EXERCISE AIM
Copy the data that follows exactly. Include no pictures.

***

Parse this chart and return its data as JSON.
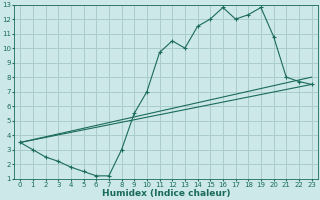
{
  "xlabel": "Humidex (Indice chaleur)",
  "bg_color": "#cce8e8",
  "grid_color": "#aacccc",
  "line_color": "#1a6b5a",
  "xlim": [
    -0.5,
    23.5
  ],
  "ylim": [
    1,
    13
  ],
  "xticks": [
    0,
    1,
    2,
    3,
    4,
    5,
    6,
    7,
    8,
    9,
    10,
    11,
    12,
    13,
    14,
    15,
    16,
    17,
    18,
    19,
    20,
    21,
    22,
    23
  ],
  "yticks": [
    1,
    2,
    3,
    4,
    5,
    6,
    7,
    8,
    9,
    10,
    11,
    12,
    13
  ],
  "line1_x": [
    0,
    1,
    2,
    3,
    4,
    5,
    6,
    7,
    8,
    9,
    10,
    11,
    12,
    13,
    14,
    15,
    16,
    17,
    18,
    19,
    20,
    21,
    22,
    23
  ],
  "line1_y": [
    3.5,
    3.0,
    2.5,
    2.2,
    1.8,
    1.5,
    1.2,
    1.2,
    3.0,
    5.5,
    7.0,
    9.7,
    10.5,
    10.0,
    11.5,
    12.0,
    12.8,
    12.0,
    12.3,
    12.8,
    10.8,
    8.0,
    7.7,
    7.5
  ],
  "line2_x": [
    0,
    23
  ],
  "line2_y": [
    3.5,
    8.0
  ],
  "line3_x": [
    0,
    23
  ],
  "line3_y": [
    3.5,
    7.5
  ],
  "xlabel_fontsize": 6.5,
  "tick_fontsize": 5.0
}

***

EXERCISE RESULT
Parse this chart and return its data as JSON.
{
  "xlabel": "Humidex (Indice chaleur)",
  "bg_color": "#cce8e8",
  "grid_color": "#aacccc",
  "line_color": "#1a6b5a",
  "xlim": [
    -0.5,
    23.5
  ],
  "ylim": [
    1,
    13
  ],
  "xticks": [
    0,
    1,
    2,
    3,
    4,
    5,
    6,
    7,
    8,
    9,
    10,
    11,
    12,
    13,
    14,
    15,
    16,
    17,
    18,
    19,
    20,
    21,
    22,
    23
  ],
  "yticks": [
    1,
    2,
    3,
    4,
    5,
    6,
    7,
    8,
    9,
    10,
    11,
    12,
    13
  ],
  "line1_x": [
    0,
    1,
    2,
    3,
    4,
    5,
    6,
    7,
    8,
    9,
    10,
    11,
    12,
    13,
    14,
    15,
    16,
    17,
    18,
    19,
    20,
    21,
    22,
    23
  ],
  "line1_y": [
    3.5,
    3.0,
    2.5,
    2.2,
    1.8,
    1.5,
    1.2,
    1.2,
    3.0,
    5.5,
    7.0,
    9.7,
    10.5,
    10.0,
    11.5,
    12.0,
    12.8,
    12.0,
    12.3,
    12.8,
    10.8,
    8.0,
    7.7,
    7.5
  ],
  "line2_x": [
    0,
    23
  ],
  "line2_y": [
    3.5,
    8.0
  ],
  "line3_x": [
    0,
    23
  ],
  "line3_y": [
    3.5,
    7.5
  ],
  "xlabel_fontsize": 6.5,
  "tick_fontsize": 5.0
}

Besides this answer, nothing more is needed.